** Task **
Select every line containing the word "образования" from the material, and copy those lines.

A run of records:
= = = = = = =
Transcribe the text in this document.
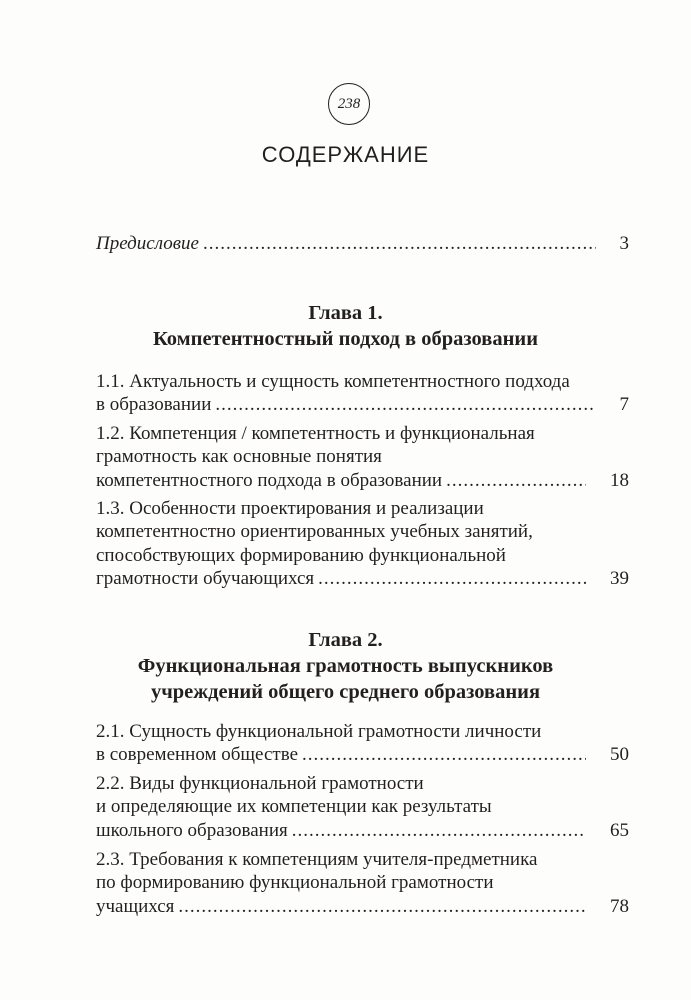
238
СОДЕРЖАНИЕ
Предисловие .....	3
Глава 1.
Компетентностный подход в образовании
1.1. Актуальность и сущность компетентностного подхода
в образовании .....	7
1.2. Компетенция / компетентность и функциональная
грамотность как основные понятия
компетентностного подхода в образовании .....	18
1.3. Особенности проектирования и реализации
компетентностно ориентированных учебных занятий,
способствующих формированию функциональной
грамотности обучающихся .....	39
Глава 2.
Функциональная грамотность выпускников
учреждений общего среднего образования
2.1. Сущность функциональной грамотности личности
в современном обществе .....	50
2.2. Виды функциональной грамотности
и определяющие их компетенции как результаты
школьного образования .....	65
2.3. Требования к компетенциям учителя-предметника
по формированию функциональной грамотности
учащихся .....	78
= = = = = = =
** Task result **
учреждений общего среднего образования
школьного образования .....	65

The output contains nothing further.